→ EXERCISE
Produce an exact copy of all the data below, dropping every image.

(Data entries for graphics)
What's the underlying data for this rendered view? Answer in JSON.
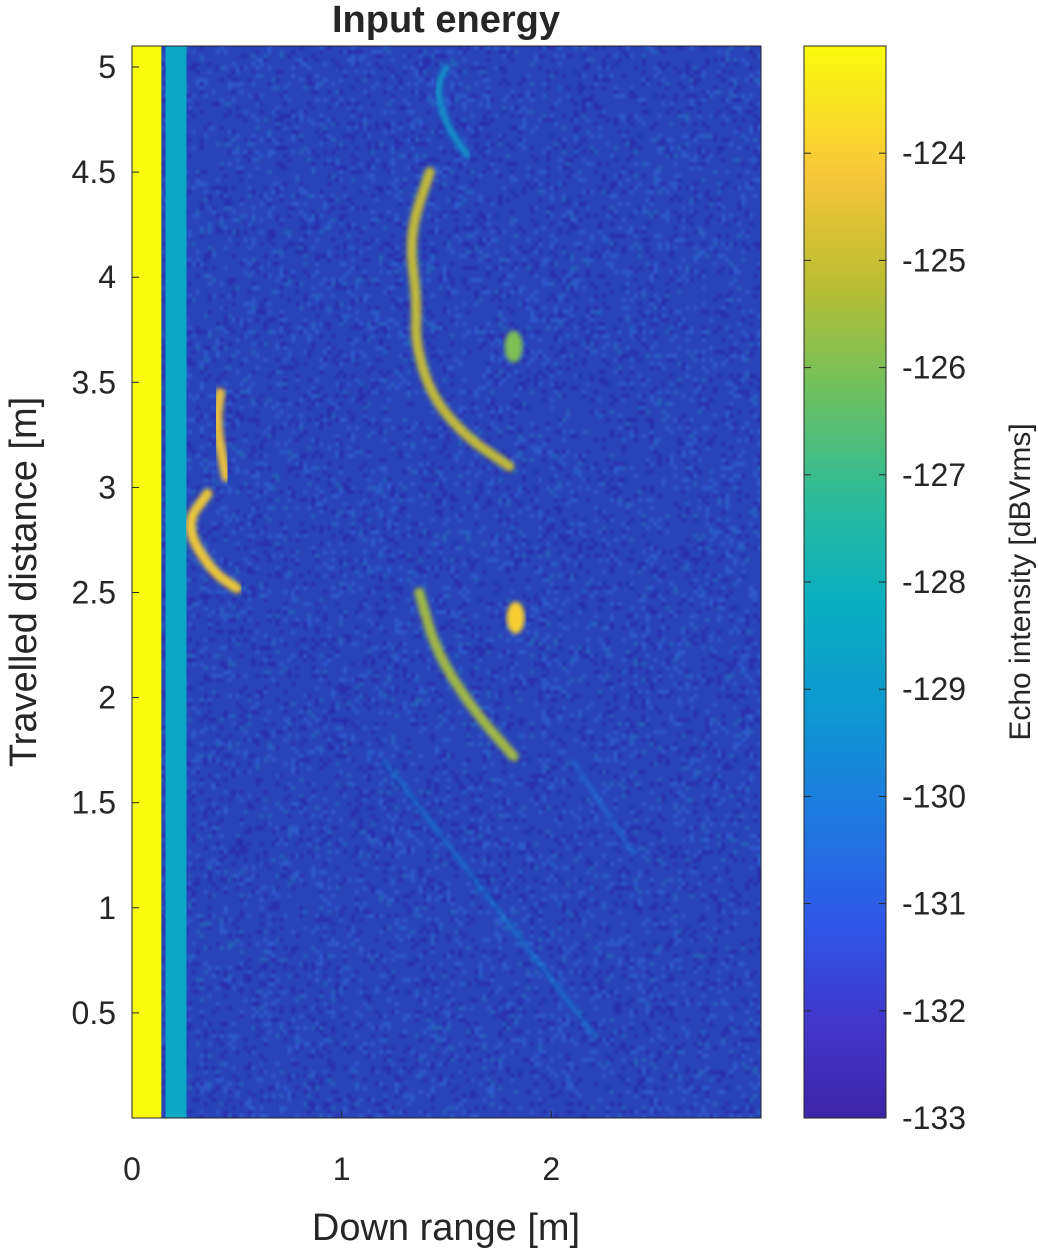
{
  "chart_data": {
    "type": "heatmap",
    "title": "Input energy",
    "xlabel": "Down range [m]",
    "ylabel": "Travelled distance [m]",
    "xlim": [
      0,
      3.0
    ],
    "ylim": [
      0,
      5.1
    ],
    "x_ticks": [
      0,
      1,
      2
    ],
    "x_tick_labels": [
      "0",
      "1",
      "2"
    ],
    "y_ticks": [
      0.5,
      1,
      1.5,
      2,
      2.5,
      3,
      3.5,
      4,
      4.5,
      5
    ],
    "y_tick_labels": [
      "0.5",
      "1",
      "1.5",
      "2",
      "2.5",
      "3",
      "3.5",
      "4",
      "4.5",
      "5"
    ],
    "colorbar": {
      "label": "Echo intensity [dBVrms]",
      "limits": [
        -133,
        -123
      ],
      "ticks": [
        -124,
        -125,
        -126,
        -127,
        -128,
        -129,
        -130,
        -131,
        -132,
        -133
      ],
      "tick_labels": [
        "-124",
        "-125",
        "-126",
        "-127",
        "-128",
        "-129",
        "-130",
        "-131",
        "-132",
        "-133"
      ],
      "colormap": "parula"
    },
    "background_level": -132,
    "features": [
      {
        "name": "direct path band",
        "kind": "band",
        "x_range": [
          0.0,
          0.14
        ],
        "level": -123
      },
      {
        "name": "secondary band",
        "kind": "band",
        "x_range": [
          0.16,
          0.26
        ],
        "level": -128.5
      },
      {
        "name": "echo A",
        "kind": "arc",
        "points": [
          [
            0.42,
            3.45
          ],
          [
            0.4,
            3.3
          ],
          [
            0.45,
            3.05
          ]
        ],
        "level": -124.3
      },
      {
        "name": "echo B",
        "kind": "arc",
        "points": [
          [
            0.36,
            2.97
          ],
          [
            0.25,
            2.82
          ],
          [
            0.38,
            2.6
          ],
          [
            0.5,
            2.52
          ]
        ],
        "level": -124
      },
      {
        "name": "echo C upper",
        "kind": "arc",
        "points": [
          [
            1.5,
            5.0
          ],
          [
            1.45,
            4.9
          ],
          [
            1.5,
            4.72
          ],
          [
            1.6,
            4.58
          ]
        ],
        "level": -129
      },
      {
        "name": "echo C",
        "kind": "arc",
        "points": [
          [
            1.42,
            4.5
          ],
          [
            1.32,
            4.2
          ],
          [
            1.36,
            3.88
          ],
          [
            1.35,
            3.7
          ],
          [
            1.42,
            3.45
          ],
          [
            1.58,
            3.25
          ],
          [
            1.8,
            3.1
          ]
        ],
        "level": -125
      },
      {
        "name": "echo D",
        "kind": "arc",
        "points": [
          [
            1.37,
            2.5
          ],
          [
            1.45,
            2.22
          ],
          [
            1.62,
            1.95
          ],
          [
            1.82,
            1.72
          ]
        ],
        "level": -125.5
      },
      {
        "name": "echo E",
        "kind": "spot",
        "points": [
          [
            1.83,
            2.38
          ]
        ],
        "level": -124
      },
      {
        "name": "echo F",
        "kind": "spot",
        "points": [
          [
            1.82,
            3.67
          ]
        ],
        "level": -126
      },
      {
        "name": "diagonal streak 1",
        "kind": "line",
        "points": [
          [
            1.2,
            1.7
          ],
          [
            2.2,
            0.4
          ]
        ],
        "level": -129.5
      },
      {
        "name": "diagonal streak 2",
        "kind": "line",
        "points": [
          [
            2.1,
            1.7
          ],
          [
            2.4,
            1.25
          ]
        ],
        "level": -130
      },
      {
        "name": "vertical streak",
        "kind": "line",
        "points": [
          [
            2.36,
            5.0
          ],
          [
            2.36,
            0.1
          ]
        ],
        "level": -131
      }
    ]
  }
}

→ TASK RESULT
What's the underlying data for this rendered view? Answer in JSON.
{
  "chart_data": {
    "type": "heatmap",
    "title": "Input energy",
    "xlabel": "Down range [m]",
    "ylabel": "Travelled distance [m]",
    "xlim": [
      0,
      3.0
    ],
    "ylim": [
      0,
      5.1
    ],
    "x_ticks": [
      0,
      1,
      2
    ],
    "x_tick_labels": [
      "0",
      "1",
      "2"
    ],
    "y_ticks": [
      0.5,
      1,
      1.5,
      2,
      2.5,
      3,
      3.5,
      4,
      4.5,
      5
    ],
    "y_tick_labels": [
      "0.5",
      "1",
      "1.5",
      "2",
      "2.5",
      "3",
      "3.5",
      "4",
      "4.5",
      "5"
    ],
    "colorbar": {
      "label": "Echo intensity [dBVrms]",
      "limits": [
        -133,
        -123
      ],
      "ticks": [
        -124,
        -125,
        -126,
        -127,
        -128,
        -129,
        -130,
        -131,
        -132,
        -133
      ],
      "tick_labels": [
        "-124",
        "-125",
        "-126",
        "-127",
        "-128",
        "-129",
        "-130",
        "-131",
        "-132",
        "-133"
      ],
      "colormap": "parula"
    },
    "background_level": -132,
    "features": [
      {
        "name": "direct path band",
        "kind": "band",
        "x_range": [
          0.0,
          0.14
        ],
        "level": -123
      },
      {
        "name": "secondary band",
        "kind": "band",
        "x_range": [
          0.16,
          0.26
        ],
        "level": -128.5
      },
      {
        "name": "echo A",
        "kind": "arc",
        "points": [
          [
            0.42,
            3.45
          ],
          [
            0.4,
            3.3
          ],
          [
            0.45,
            3.05
          ]
        ],
        "level": -124.3
      },
      {
        "name": "echo B",
        "kind": "arc",
        "points": [
          [
            0.36,
            2.97
          ],
          [
            0.25,
            2.82
          ],
          [
            0.38,
            2.6
          ],
          [
            0.5,
            2.52
          ]
        ],
        "level": -124
      },
      {
        "name": "echo C upper",
        "kind": "arc",
        "points": [
          [
            1.5,
            5.0
          ],
          [
            1.45,
            4.9
          ],
          [
            1.5,
            4.72
          ],
          [
            1.6,
            4.58
          ]
        ],
        "level": -129
      },
      {
        "name": "echo C",
        "kind": "arc",
        "points": [
          [
            1.42,
            4.5
          ],
          [
            1.32,
            4.2
          ],
          [
            1.36,
            3.88
          ],
          [
            1.35,
            3.7
          ],
          [
            1.42,
            3.45
          ],
          [
            1.58,
            3.25
          ],
          [
            1.8,
            3.1
          ]
        ],
        "level": -125
      },
      {
        "name": "echo D",
        "kind": "arc",
        "points": [
          [
            1.37,
            2.5
          ],
          [
            1.45,
            2.22
          ],
          [
            1.62,
            1.95
          ],
          [
            1.82,
            1.72
          ]
        ],
        "level": -125.5
      },
      {
        "name": "echo E",
        "kind": "spot",
        "points": [
          [
            1.83,
            2.38
          ]
        ],
        "level": -124
      },
      {
        "name": "echo F",
        "kind": "spot",
        "points": [
          [
            1.82,
            3.67
          ]
        ],
        "level": -126
      },
      {
        "name": "diagonal streak 1",
        "kind": "line",
        "points": [
          [
            1.2,
            1.7
          ],
          [
            2.2,
            0.4
          ]
        ],
        "level": -129.5
      },
      {
        "name": "diagonal streak 2",
        "kind": "line",
        "points": [
          [
            2.1,
            1.7
          ],
          [
            2.4,
            1.25
          ]
        ],
        "level": -130
      },
      {
        "name": "vertical streak",
        "kind": "line",
        "points": [
          [
            2.36,
            5.0
          ],
          [
            2.36,
            0.1
          ]
        ],
        "level": -131
      }
    ]
  }
}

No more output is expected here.